(Dataset records on visual material)
— start —
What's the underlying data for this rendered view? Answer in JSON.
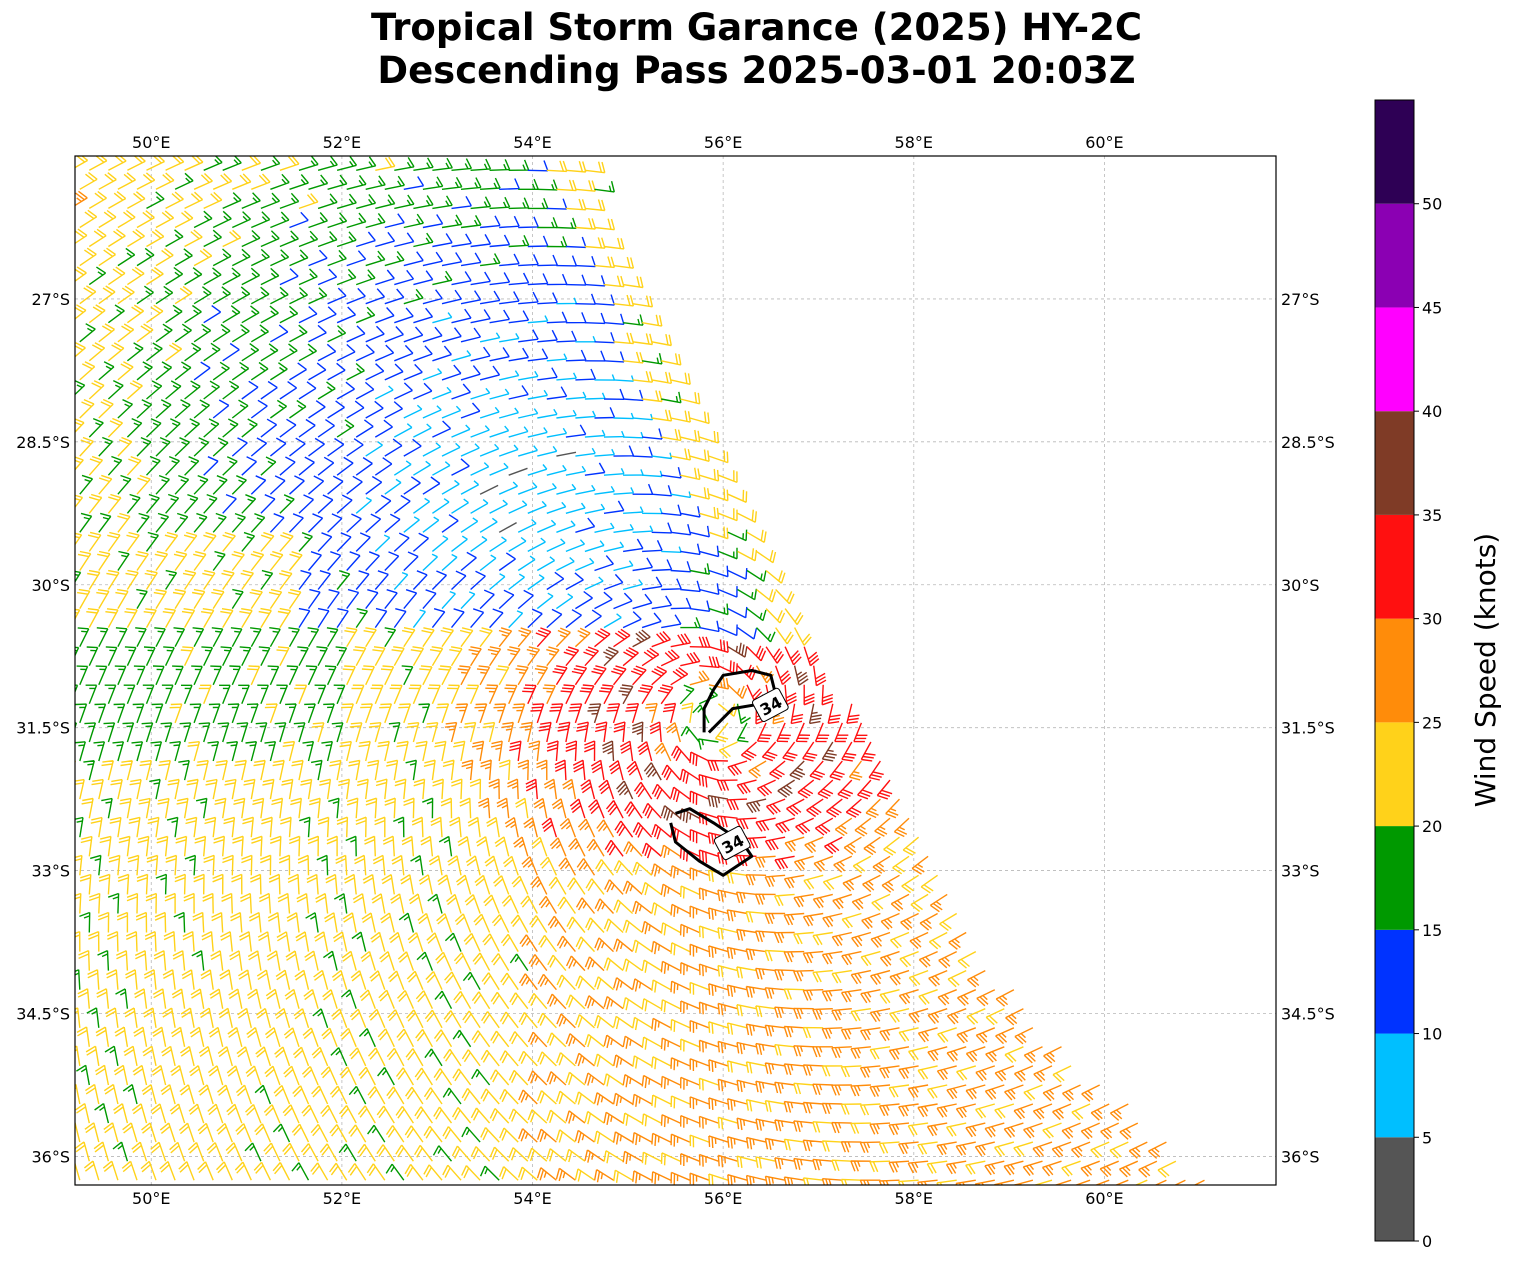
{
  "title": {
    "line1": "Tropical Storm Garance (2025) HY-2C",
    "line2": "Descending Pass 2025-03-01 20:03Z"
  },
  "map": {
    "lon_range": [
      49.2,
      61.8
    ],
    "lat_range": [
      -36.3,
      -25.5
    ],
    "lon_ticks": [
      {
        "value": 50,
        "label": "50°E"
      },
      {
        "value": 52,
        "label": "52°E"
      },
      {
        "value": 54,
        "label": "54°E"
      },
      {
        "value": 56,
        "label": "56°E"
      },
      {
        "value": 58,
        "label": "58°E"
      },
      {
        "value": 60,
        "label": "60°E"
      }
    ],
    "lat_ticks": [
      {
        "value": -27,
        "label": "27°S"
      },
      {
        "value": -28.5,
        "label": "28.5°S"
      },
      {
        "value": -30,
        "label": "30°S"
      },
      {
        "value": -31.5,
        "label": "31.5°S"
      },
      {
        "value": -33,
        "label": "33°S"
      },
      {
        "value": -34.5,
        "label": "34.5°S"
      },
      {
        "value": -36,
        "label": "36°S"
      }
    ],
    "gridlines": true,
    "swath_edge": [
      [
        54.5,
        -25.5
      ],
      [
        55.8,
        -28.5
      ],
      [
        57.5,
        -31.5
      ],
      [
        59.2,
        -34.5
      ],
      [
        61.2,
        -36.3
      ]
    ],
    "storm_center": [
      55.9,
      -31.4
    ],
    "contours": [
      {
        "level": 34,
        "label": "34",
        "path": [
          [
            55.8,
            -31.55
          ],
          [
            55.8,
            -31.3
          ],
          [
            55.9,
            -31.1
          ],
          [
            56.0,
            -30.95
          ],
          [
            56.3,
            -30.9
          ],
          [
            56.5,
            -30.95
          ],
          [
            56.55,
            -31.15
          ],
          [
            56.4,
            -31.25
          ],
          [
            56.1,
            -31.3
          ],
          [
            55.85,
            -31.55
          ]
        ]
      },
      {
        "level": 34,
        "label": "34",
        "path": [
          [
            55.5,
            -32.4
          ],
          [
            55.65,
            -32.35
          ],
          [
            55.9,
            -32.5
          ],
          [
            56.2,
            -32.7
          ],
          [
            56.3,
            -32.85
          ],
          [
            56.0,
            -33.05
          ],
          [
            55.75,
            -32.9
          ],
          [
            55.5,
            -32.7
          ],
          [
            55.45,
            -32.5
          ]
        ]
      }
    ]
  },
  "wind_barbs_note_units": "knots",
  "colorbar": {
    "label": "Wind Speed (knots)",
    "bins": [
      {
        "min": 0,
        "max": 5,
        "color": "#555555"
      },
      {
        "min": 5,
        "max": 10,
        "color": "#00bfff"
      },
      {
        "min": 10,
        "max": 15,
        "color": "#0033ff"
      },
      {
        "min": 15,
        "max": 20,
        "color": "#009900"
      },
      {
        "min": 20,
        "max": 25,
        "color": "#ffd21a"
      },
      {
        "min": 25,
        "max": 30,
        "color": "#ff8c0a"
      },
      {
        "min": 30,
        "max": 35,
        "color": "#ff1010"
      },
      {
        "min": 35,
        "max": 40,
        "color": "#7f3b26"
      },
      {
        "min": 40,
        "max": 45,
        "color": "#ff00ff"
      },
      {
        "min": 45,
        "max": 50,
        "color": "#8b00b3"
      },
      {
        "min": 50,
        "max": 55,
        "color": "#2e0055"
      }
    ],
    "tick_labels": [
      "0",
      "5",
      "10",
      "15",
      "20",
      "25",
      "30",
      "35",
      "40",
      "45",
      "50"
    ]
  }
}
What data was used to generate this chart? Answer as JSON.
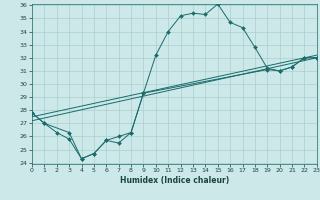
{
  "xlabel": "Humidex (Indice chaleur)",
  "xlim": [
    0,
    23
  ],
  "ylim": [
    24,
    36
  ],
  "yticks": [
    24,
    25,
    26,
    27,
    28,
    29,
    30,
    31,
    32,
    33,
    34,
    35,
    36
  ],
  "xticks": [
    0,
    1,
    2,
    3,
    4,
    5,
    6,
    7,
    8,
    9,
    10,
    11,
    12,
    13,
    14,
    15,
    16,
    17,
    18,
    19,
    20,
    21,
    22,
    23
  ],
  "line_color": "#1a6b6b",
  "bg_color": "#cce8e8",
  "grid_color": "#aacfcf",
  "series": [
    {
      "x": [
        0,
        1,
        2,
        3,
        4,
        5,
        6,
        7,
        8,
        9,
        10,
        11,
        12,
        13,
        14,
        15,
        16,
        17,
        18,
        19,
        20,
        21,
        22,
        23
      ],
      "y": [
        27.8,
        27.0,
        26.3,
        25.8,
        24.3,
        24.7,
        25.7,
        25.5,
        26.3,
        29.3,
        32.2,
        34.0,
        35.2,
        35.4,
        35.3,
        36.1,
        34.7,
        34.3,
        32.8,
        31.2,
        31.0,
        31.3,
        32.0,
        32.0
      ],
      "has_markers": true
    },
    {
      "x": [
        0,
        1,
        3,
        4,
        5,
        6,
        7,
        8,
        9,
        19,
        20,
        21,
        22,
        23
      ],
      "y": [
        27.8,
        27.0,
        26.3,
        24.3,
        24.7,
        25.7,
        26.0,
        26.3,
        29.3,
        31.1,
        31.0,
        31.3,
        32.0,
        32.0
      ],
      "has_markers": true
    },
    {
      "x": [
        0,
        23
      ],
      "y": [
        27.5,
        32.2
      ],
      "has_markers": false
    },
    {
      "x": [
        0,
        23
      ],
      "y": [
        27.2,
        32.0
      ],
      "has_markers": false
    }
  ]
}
— end —
* THE TASK:
Tally how many lines of the records hold the word "this". Answer with the number only.

* FINISHED EXERCISE:
2